6/ Et, véritable inversion des valeurs, une diminution de l’espace vert par habitant à Lille… Aujourd’hui, la ville de Lille compte moins de 14 m² d’espaces verts publics par habitant, cimetières compris. L’un des plus faibles en France.
Sur la base de 7 000 futurs occupants dans les 2 400 logements sur ce site, le programme immobilier Saint-Sauveur devrait prévoir la création de 10 hectares d’espaces verts sur les 23 hectares (dont 2 hectares seront consacrés à la piscine olympique) pour ne pas accroitre la part du béton par habitant à Lille. Or seuls 1,5 hectares sont prévus dans le projet. Cela démontre la parfaite hypocrisie de la Mairie de Lille qui, tout en voulant concourir au label « capitale verte européenne », détruit de l’espaces verts publics par habitants…
Saint-Sauveur, un programme à la densité de population délirante
Sur la base du programme actuel -hors piscine-, 7 000 habitants s’étaleront sur 21 hectares (0,21 km²) soit une densité de population de 33 300 habitants au km². C’est une folie totale !

▸ LISTE DES DONNÉES:
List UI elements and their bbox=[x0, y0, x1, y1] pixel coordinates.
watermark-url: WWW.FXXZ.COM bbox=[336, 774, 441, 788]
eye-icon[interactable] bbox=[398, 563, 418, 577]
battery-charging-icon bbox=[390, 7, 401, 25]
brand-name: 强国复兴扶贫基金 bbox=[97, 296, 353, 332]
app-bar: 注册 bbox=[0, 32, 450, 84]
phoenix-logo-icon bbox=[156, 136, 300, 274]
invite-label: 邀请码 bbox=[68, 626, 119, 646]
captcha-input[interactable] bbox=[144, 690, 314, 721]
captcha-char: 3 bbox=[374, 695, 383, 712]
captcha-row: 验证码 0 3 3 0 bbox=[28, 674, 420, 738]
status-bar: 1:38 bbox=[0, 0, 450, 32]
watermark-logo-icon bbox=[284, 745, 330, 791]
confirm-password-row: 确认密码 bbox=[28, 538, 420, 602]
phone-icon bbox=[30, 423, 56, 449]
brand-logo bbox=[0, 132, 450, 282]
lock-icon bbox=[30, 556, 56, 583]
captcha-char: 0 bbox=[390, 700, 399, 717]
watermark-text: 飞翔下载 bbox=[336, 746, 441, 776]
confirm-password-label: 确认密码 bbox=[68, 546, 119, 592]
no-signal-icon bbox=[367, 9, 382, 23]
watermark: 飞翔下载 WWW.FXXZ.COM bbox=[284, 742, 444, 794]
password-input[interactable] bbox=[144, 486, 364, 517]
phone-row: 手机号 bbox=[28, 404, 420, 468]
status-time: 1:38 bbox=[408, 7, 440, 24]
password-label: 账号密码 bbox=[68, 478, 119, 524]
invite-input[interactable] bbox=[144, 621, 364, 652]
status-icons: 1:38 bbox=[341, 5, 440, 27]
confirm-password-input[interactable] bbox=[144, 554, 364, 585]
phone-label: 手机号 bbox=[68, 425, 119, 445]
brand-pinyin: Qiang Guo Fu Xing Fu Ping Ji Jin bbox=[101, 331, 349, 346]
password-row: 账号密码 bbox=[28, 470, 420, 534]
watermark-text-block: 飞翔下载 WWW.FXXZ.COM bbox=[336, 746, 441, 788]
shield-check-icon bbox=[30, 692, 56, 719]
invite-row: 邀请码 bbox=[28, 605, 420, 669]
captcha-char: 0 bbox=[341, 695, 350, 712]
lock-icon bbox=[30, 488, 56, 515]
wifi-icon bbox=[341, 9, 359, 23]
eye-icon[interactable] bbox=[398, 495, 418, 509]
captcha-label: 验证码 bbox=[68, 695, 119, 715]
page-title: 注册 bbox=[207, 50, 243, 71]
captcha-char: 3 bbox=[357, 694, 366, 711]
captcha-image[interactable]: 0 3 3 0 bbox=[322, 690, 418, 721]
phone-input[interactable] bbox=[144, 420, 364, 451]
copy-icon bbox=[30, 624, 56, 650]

▸ DÉTAILS DE L'EXERCICE:
D'après le texte fourni sur le programme Saint-Sauveur, quelle surface d'espaces verts le projet prévoit-il réellement ?

▸ RÉPONSE À L'EXERCICE:
Le projet ne prévoit que 1,5 hectares d'espaces verts.